**Written exercise**
Write out the data again in full, exactly as it reads.

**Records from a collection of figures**
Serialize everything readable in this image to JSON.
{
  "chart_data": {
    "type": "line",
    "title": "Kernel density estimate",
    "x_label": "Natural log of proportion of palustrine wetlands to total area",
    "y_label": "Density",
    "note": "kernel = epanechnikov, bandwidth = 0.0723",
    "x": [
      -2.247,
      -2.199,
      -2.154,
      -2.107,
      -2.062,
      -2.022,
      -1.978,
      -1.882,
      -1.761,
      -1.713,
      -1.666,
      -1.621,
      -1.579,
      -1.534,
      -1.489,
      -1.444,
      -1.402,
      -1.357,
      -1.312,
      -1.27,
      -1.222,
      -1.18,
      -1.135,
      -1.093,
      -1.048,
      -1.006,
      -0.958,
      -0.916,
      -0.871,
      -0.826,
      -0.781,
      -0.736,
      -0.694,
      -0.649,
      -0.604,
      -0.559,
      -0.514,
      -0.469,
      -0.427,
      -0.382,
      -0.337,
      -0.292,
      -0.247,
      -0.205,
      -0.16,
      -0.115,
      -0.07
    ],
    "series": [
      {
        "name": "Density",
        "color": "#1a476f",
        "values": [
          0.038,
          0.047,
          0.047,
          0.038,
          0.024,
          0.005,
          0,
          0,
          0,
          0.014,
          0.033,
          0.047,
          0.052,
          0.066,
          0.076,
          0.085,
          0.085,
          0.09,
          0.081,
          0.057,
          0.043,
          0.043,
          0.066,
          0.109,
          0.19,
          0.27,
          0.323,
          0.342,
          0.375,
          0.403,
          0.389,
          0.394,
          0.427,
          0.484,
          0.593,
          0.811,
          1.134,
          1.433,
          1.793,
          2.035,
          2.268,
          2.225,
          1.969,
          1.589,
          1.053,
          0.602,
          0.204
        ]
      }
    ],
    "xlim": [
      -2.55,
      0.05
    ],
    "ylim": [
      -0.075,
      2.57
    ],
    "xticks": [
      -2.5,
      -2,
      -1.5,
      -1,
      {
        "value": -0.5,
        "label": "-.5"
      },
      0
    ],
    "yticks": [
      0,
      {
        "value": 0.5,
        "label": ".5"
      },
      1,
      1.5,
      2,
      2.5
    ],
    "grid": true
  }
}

**Complete answer**
Serialize everything readable in this image to JSON.
{
  "chart_data": {
    "type": "line",
    "title": "Kernel density estimate",
    "x_label": "Natural log of proportion of palustrine wetlands to total area",
    "y_label": "Density",
    "note": "kernel = epanechnikov, bandwidth = 0.0723",
    "x": [
      -2.247,
      -2.199,
      -2.154,
      -2.107,
      -2.062,
      -2.022,
      -1.978,
      -1.882,
      -1.761,
      -1.713,
      -1.666,
      -1.621,
      -1.579,
      -1.534,
      -1.489,
      -1.444,
      -1.402,
      -1.357,
      -1.312,
      -1.27,
      -1.222,
      -1.18,
      -1.135,
      -1.093,
      -1.048,
      -1.006,
      -0.958,
      -0.916,
      -0.871,
      -0.826,
      -0.781,
      -0.736,
      -0.694,
      -0.649,
      -0.604,
      -0.559,
      -0.514,
      -0.469,
      -0.427,
      -0.382,
      -0.337,
      -0.292,
      -0.247,
      -0.205,
      -0.16,
      -0.115,
      -0.07
    ],
    "series": [
      {
        "name": "Density",
        "color": "#1a476f",
        "values": [
          0.038,
          0.047,
          0.047,
          0.038,
          0.024,
          0.005,
          0,
          0,
          0,
          0.014,
          0.033,
          0.047,
          0.052,
          0.066,
          0.076,
          0.085,
          0.085,
          0.09,
          0.081,
          0.057,
          0.043,
          0.043,
          0.066,
          0.109,
          0.19,
          0.27,
          0.323,
          0.342,
          0.375,
          0.403,
          0.389,
          0.394,
          0.427,
          0.484,
          0.593,
          0.811,
          1.134,
          1.433,
          1.793,
          2.035,
          2.268,
          2.225,
          1.969,
          1.589,
          1.053,
          0.602,
          0.204
        ]
      }
    ],
    "xlim": [
      -2.55,
      0.05
    ],
    "ylim": [
      -0.075,
      2.57
    ],
    "xticks": [
      -2.5,
      -2,
      -1.5,
      -1,
      {
        "value": -0.5,
        "label": "-.5"
      },
      0
    ],
    "yticks": [
      0,
      {
        "value": 0.5,
        "label": ".5"
      },
      1,
      1.5,
      2,
      2.5
    ],
    "grid": true
  }
}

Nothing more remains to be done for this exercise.